**Dataset content:**
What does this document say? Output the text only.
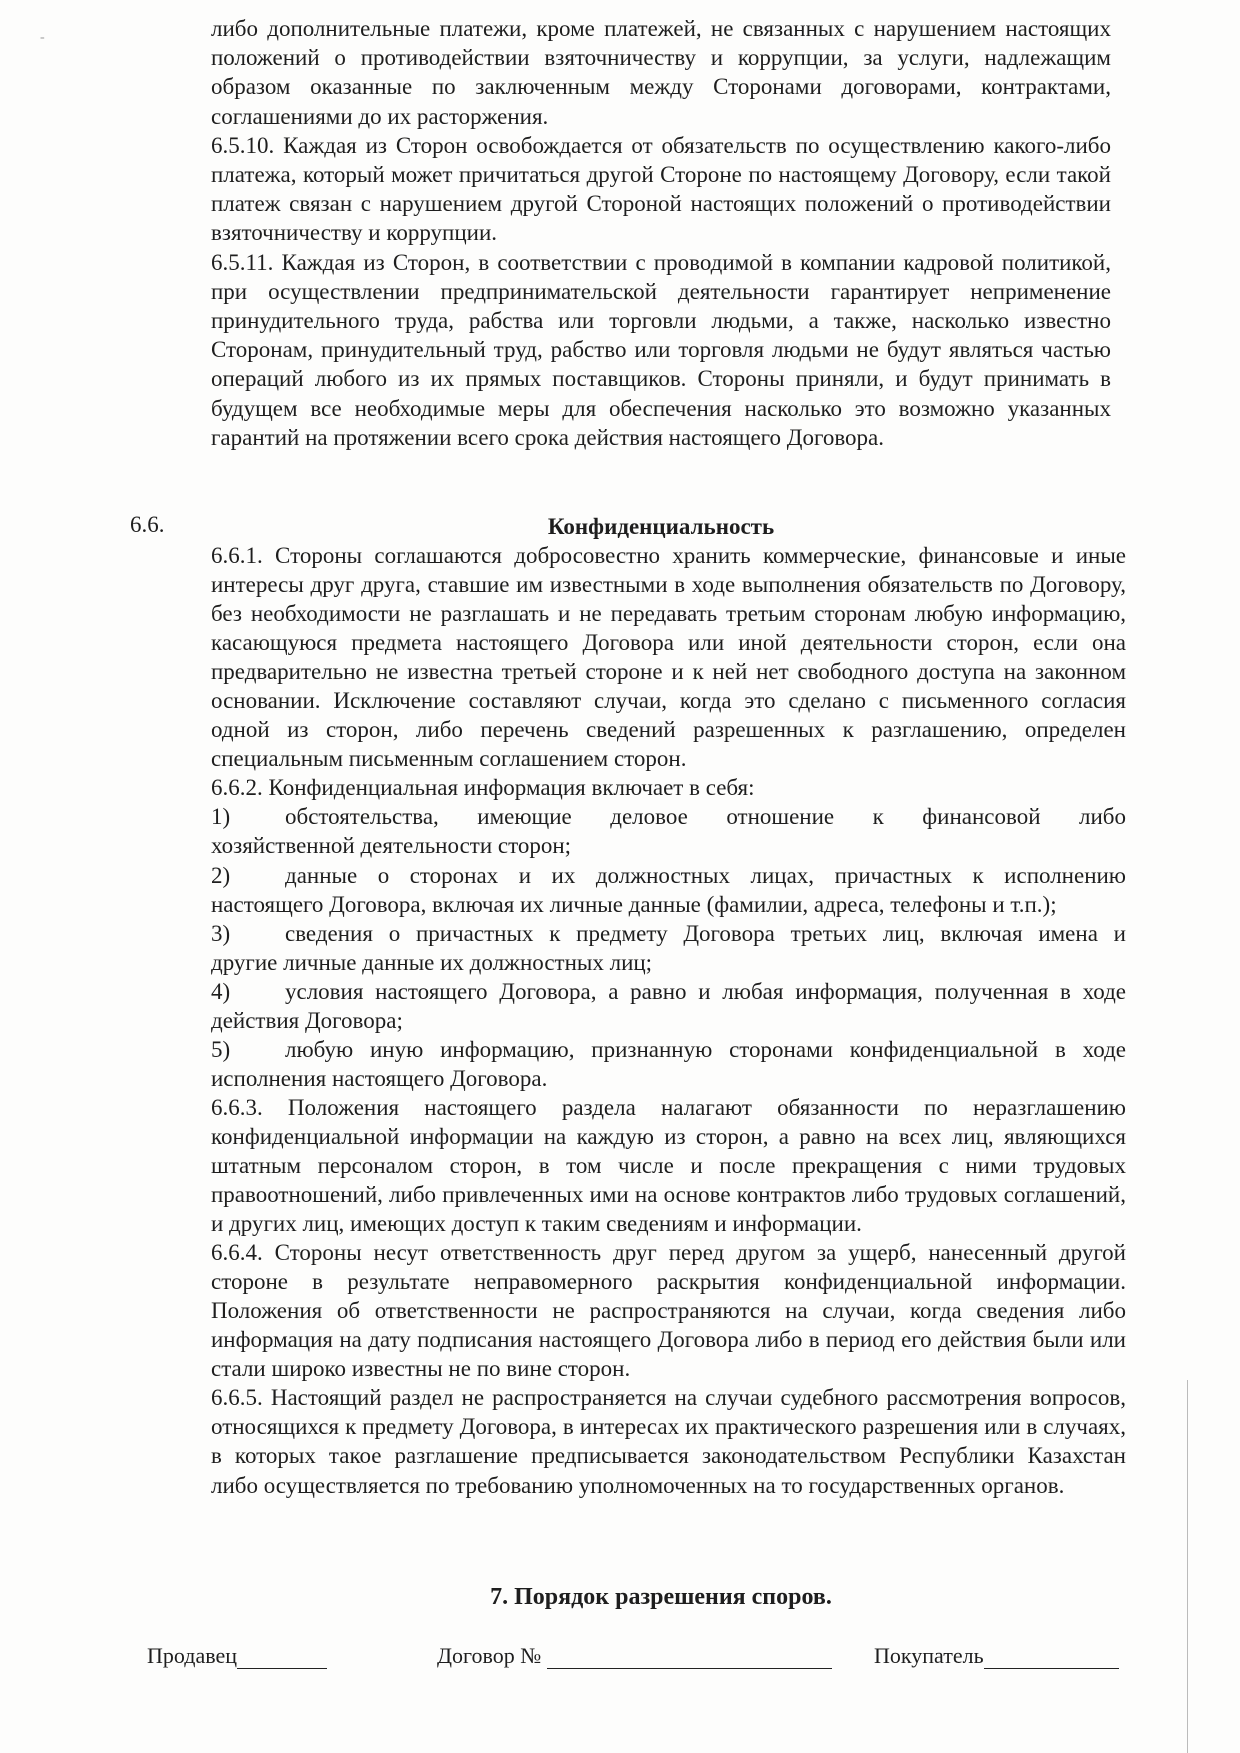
-	либо дополнительные платежи, кроме платежей, не связанных с нарушением настоящих положений о противодействии взяточничеству и коррупции, за услуги, надлежащим образом оказанные по заключенным между Сторонами договорами, контрактами, соглашениями до их расторжения.

6.5.10. Каждая из Сторон освобождается от обязательств по осуществлению какого-либо платежа, который может причитаться другой Стороне по настоящему Договору, если такой платеж связан с нарушением другой Стороной настоящих положений о противодействии взяточничеству и коррупции.

6.5.11. Каждая из Сторон, в соответствии с проводимой в компании кадровой политикой, при осуществлении предпринимательской деятельности гарантирует неприменение принудительного труда, рабства или торговли людьми, а также, насколько известно Сторонам, принудительный труд, рабство или торговля людьми не будут являться частью операций любого из их прямых поставщиков. Стороны приняли, и будут принимать в будущем все необходимые меры для обеспечения насколько это возможно указанных гарантий на протяжении всего срока действия настоящего Договора.

6.6.	Конфиденциальность

6.6.1. Стороны соглашаются добросовестно хранить коммерческие, финансовые и иные интересы друг друга, ставшие им известными в ходе выполнения обязательств по Договору, без необходимости не разглашать и не передавать третьим сторонам любую информацию, касающуюся предмета настоящего Договора или иной деятельности сторон, если она предварительно не известна третьей стороне и к ней нет свободного доступа на законном основании. Исключение составляют случаи, когда это сделано с письменного согласия одной из сторон, либо перечень сведений разрешенных к разглашению, определен специальным письменным соглашением сторон.

6.6.2. Конфиденциальная информация включает в себя:

1)	обстоятельства, имеющие деловое отношение к финансовой либо
хозяйственной деятельности сторон;
2)	данные о сторонах и их должностных лицах, причастных к исполнению
настоящего Договора, включая их личные данные (фамилии, адреса, телефоны и т.п.);
3)	сведения о причастных к предмету Договора третьих лиц, включая имена и
другие личные данные их должностных лиц;
4)	условия настоящего Договора, а равно и любая информация, полученная в ходе
действия Договора;
5)	любую иную информацию, признанную сторонами конфиденциальной в ходе
исполнения настоящего Договора.

6.6.3. Положения настоящего раздела налагают обязанности по неразглашению конфиденциальной информации на каждую из сторон, а равно на всех лиц, являющихся штатным персоналом сторон, в том числе и после прекращения с ними трудовых правоотношений, либо привлеченных ими на основе контрактов либо трудовых соглашений, и других лиц, имеющих доступ к таким сведениям и информации.

6.6.4. Стороны несут ответственность друг перед другом за ущерб, нанесенный другой стороне в результате неправомерного раскрытия конфиденциальной информации. Положения об ответственности не распространяются на случаи, когда сведения либо информация на дату подписания настоящего Договора либо в период его действия были или стали широко известны не по вине сторон.

6.6.5. Настоящий раздел не распространяется на случаи судебного рассмотрения вопросов, относящихся к предмету Договора, в интересах их практического разрешения или в случаях, в которых такое разглашение предписывается законодательством Республики Казахстан либо осуществляется по требованию уполномоченных на то государственных органов.

7. Порядок разрешения споров.
Продавец	Договор №	Покупатель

**Task requirements:**
Return the records exactly. Don't carry the pictures over.

**Result for this exercise:**
What does this document say? Output the text only.
-	либо дополнительные платежи, кроме платежей, не связанных с нарушением настоящих положений о противодействии взяточничеству и коррупции, за услуги, надлежащим образом оказанные по заключенным между Сторонами договорами, контрактами, соглашениями до их расторжения.

6.5.10. Каждая из Сторон освобождается от обязательств по осуществлению какого-либо платежа, который может причитаться другой Стороне по настоящему Договору, если такой платеж связан с нарушением другой Стороной настоящих положений о противодействии взяточничеству и коррупции.

6.5.11. Каждая из Сторон, в соответствии с проводимой в компании кадровой политикой, при осуществлении предпринимательской деятельности гарантирует неприменение принудительного труда, рабства или торговли людьми, а также, насколько известно Сторонам, принудительный труд, рабство или торговля людьми не будут являться частью операций любого из их прямых поставщиков. Стороны приняли, и будут принимать в будущем все необходимые меры для обеспечения насколько это возможно указанных гарантий на протяжении всего срока действия настоящего Договора.

6.6.	Конфиденциальность

6.6.1. Стороны соглашаются добросовестно хранить коммерческие, финансовые и иные интересы друг друга, ставшие им известными в ходе выполнения обязательств по Договору, без необходимости не разглашать и не передавать третьим сторонам любую информацию, касающуюся предмета настоящего Договора или иной деятельности сторон, если она предварительно не известна третьей стороне и к ней нет свободного доступа на законном основании. Исключение составляют случаи, когда это сделано с письменного согласия одной из сторон, либо перечень сведений разрешенных к разглашению, определен специальным письменным соглашением сторон.

6.6.2. Конфиденциальная информация включает в себя:

1)	обстоятельства, имеющие деловое отношение к финансовой либо
хозяйственной деятельности сторон;
2)	данные о сторонах и их должностных лицах, причастных к исполнению
настоящего Договора, включая их личные данные (фамилии, адреса, телефоны и т.п.);
3)	сведения о причастных к предмету Договора третьих лиц, включая имена и
другие личные данные их должностных лиц;
4)	условия настоящего Договора, а равно и любая информация, полученная в ходе
действия Договора;
5)	любую иную информацию, признанную сторонами конфиденциальной в ходе
исполнения настоящего Договора.

6.6.3. Положения настоящего раздела налагают обязанности по неразглашению конфиденциальной информации на каждую из сторон, а равно на всех лиц, являющихся штатным персоналом сторон, в том числе и после прекращения с ними трудовых правоотношений, либо привлеченных ими на основе контрактов либо трудовых соглашений, и других лиц, имеющих доступ к таким сведениям и информации.

6.6.4. Стороны несут ответственность друг перед другом за ущерб, нанесенный другой стороне в результате неправомерного раскрытия конфиденциальной информации. Положения об ответственности не распространяются на случаи, когда сведения либо информация на дату подписания настоящего Договора либо в период его действия были или стали широко известны не по вине сторон.

6.6.5. Настоящий раздел не распространяется на случаи судебного рассмотрения вопросов, относящихся к предмету Договора, в интересах их практического разрешения или в случаях, в которых такое разглашение предписывается законодательством Республики Казахстан либо осуществляется по требованию уполномоченных на то государственных органов.

7. Порядок разрешения споров.
Продавец	Договор №	Покупатель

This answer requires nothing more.